Instructions for the task:
Drop every picture, then transcribe the remaining data exactly.

Records provided:

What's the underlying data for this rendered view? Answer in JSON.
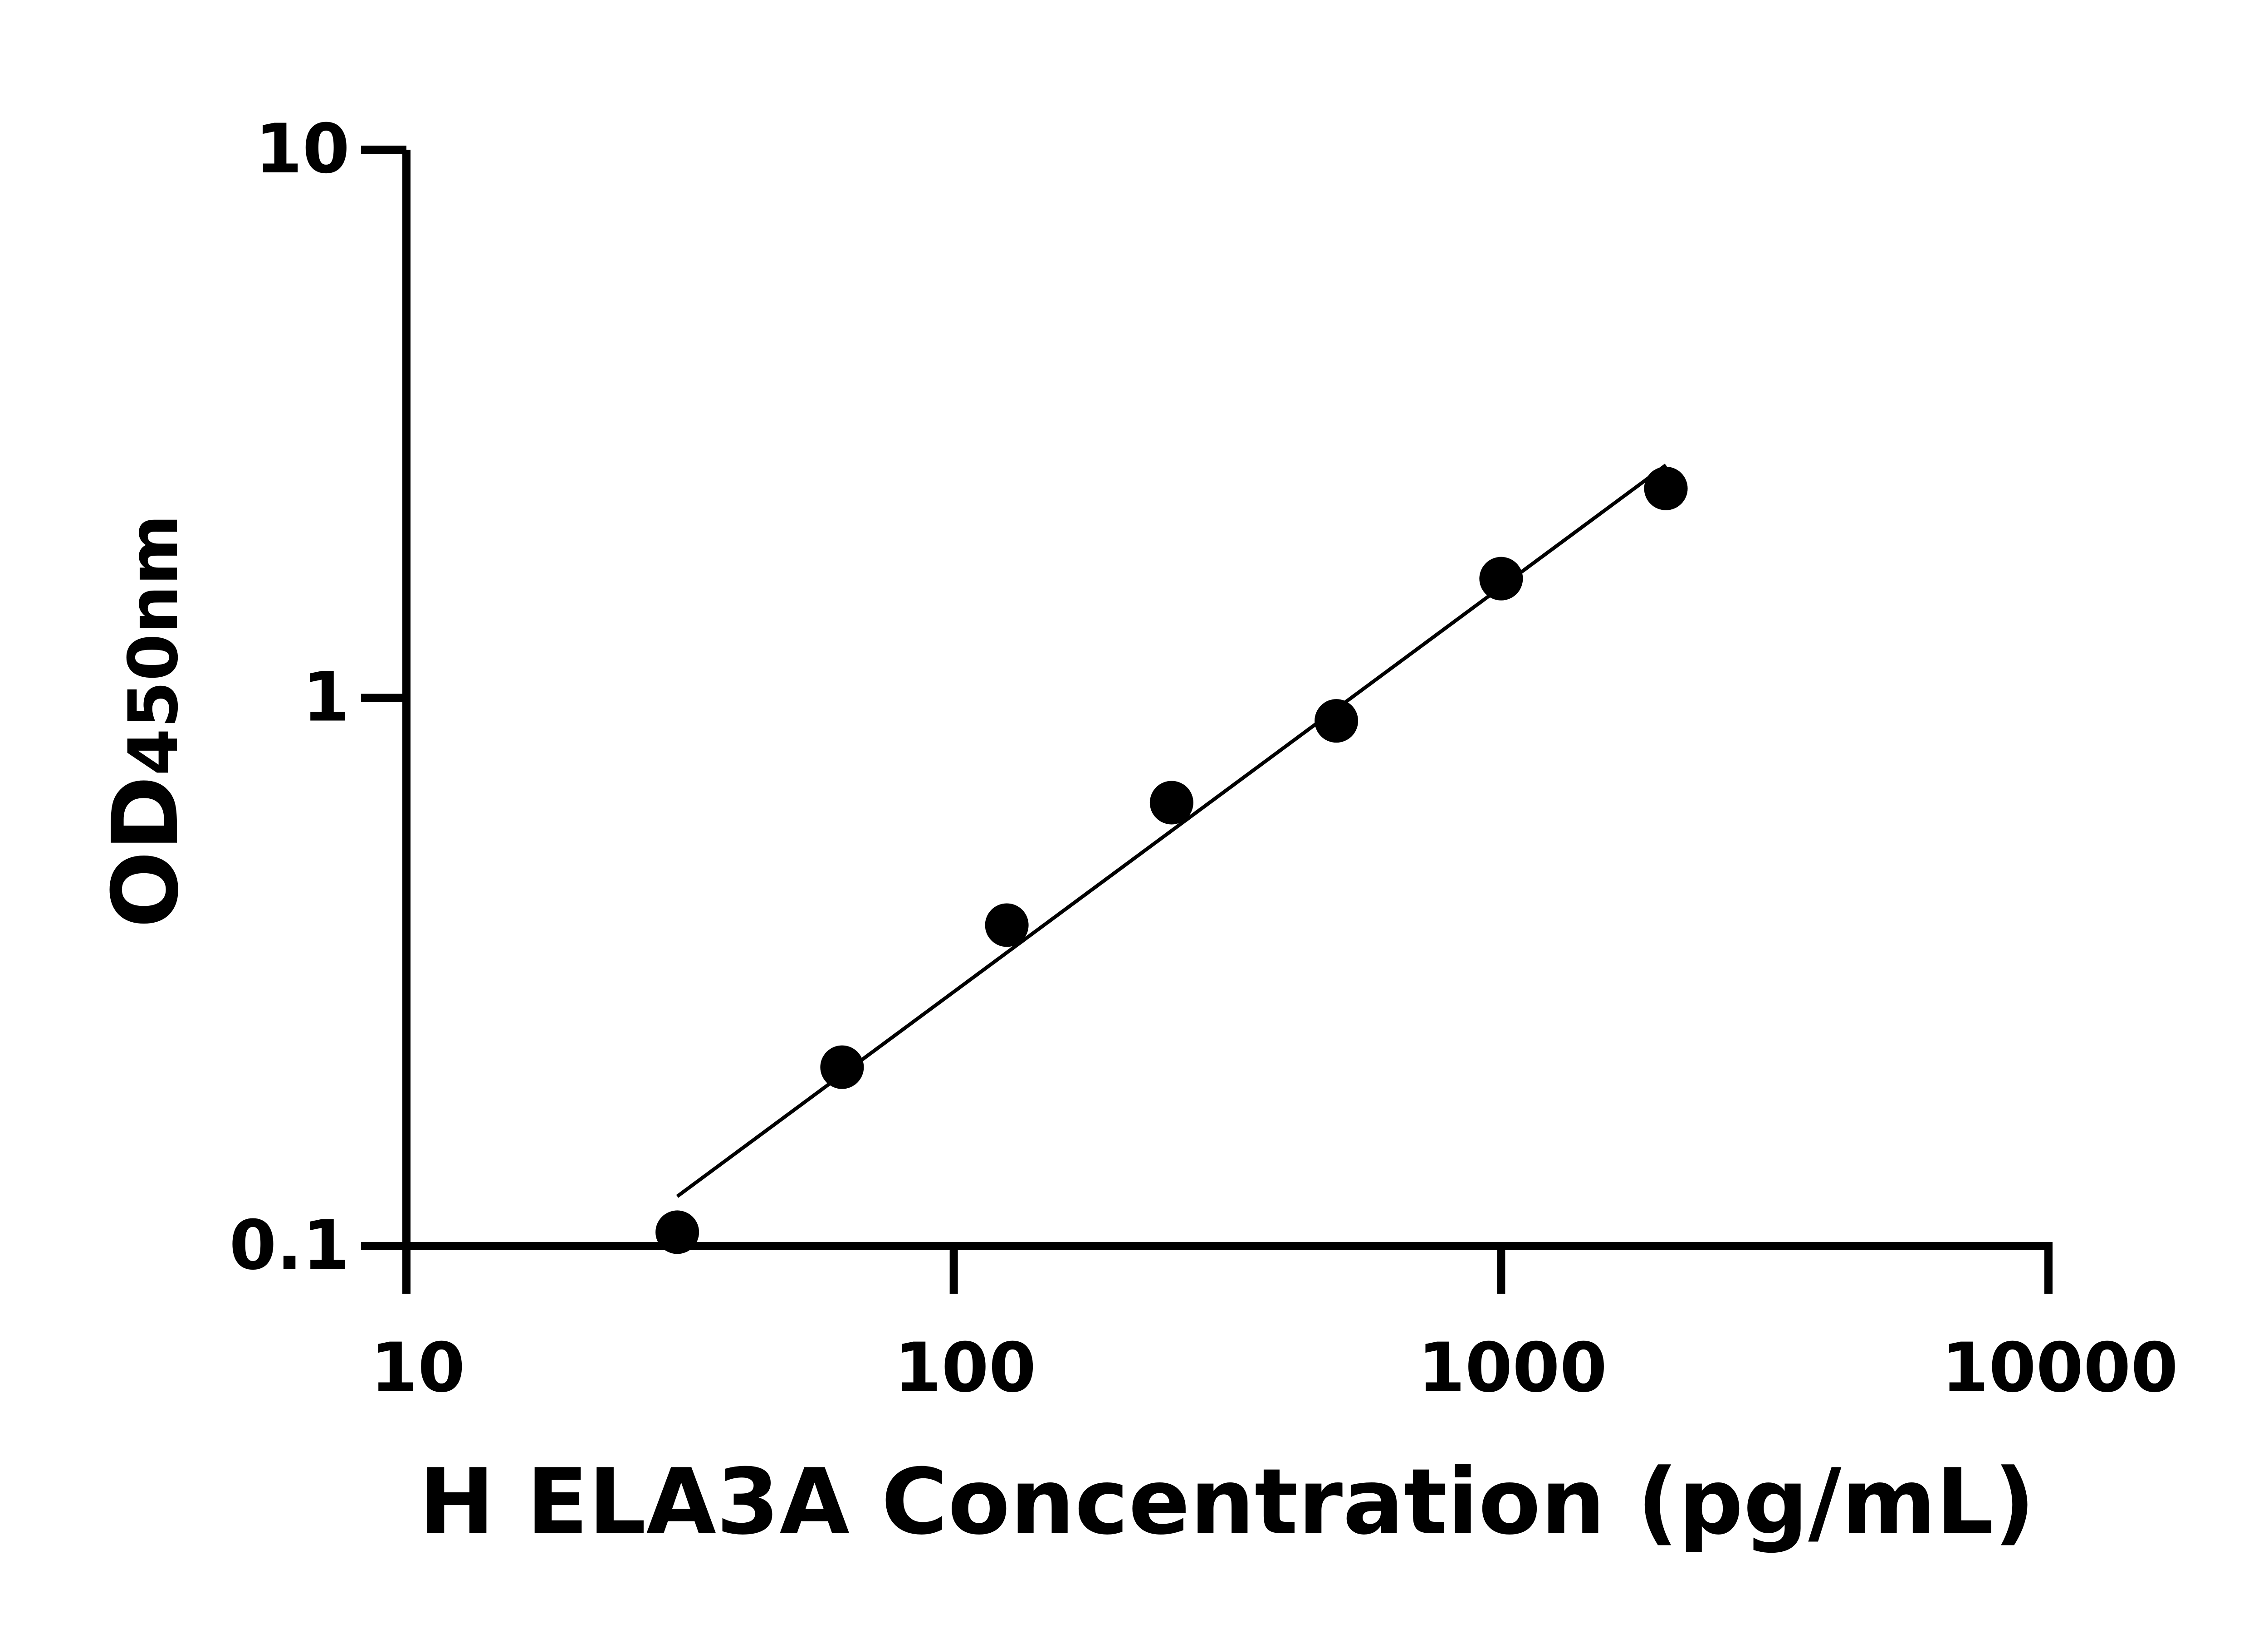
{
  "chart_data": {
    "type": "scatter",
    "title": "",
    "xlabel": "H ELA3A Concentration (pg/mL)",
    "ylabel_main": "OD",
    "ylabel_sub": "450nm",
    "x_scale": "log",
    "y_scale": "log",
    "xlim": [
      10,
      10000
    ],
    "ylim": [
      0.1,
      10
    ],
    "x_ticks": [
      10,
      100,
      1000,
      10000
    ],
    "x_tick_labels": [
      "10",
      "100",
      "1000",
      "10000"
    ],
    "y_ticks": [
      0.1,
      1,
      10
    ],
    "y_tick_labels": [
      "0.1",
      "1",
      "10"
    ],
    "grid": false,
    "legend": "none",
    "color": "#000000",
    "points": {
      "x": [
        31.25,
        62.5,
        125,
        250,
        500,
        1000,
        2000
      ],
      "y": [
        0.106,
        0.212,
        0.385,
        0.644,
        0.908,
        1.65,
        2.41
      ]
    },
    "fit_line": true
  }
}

Written response:
What's the underlying data for this rendered view? Answer in JSON.
{
  "chart_data": {
    "type": "scatter",
    "title": "",
    "xlabel": "H ELA3A Concentration (pg/mL)",
    "ylabel_main": "OD",
    "ylabel_sub": "450nm",
    "x_scale": "log",
    "y_scale": "log",
    "xlim": [
      10,
      10000
    ],
    "ylim": [
      0.1,
      10
    ],
    "x_ticks": [
      10,
      100,
      1000,
      10000
    ],
    "x_tick_labels": [
      "10",
      "100",
      "1000",
      "10000"
    ],
    "y_ticks": [
      0.1,
      1,
      10
    ],
    "y_tick_labels": [
      "0.1",
      "1",
      "10"
    ],
    "grid": false,
    "legend": "none",
    "color": "#000000",
    "points": {
      "x": [
        31.25,
        62.5,
        125,
        250,
        500,
        1000,
        2000
      ],
      "y": [
        0.106,
        0.212,
        0.385,
        0.644,
        0.908,
        1.65,
        2.41
      ]
    },
    "fit_line": true
  }
}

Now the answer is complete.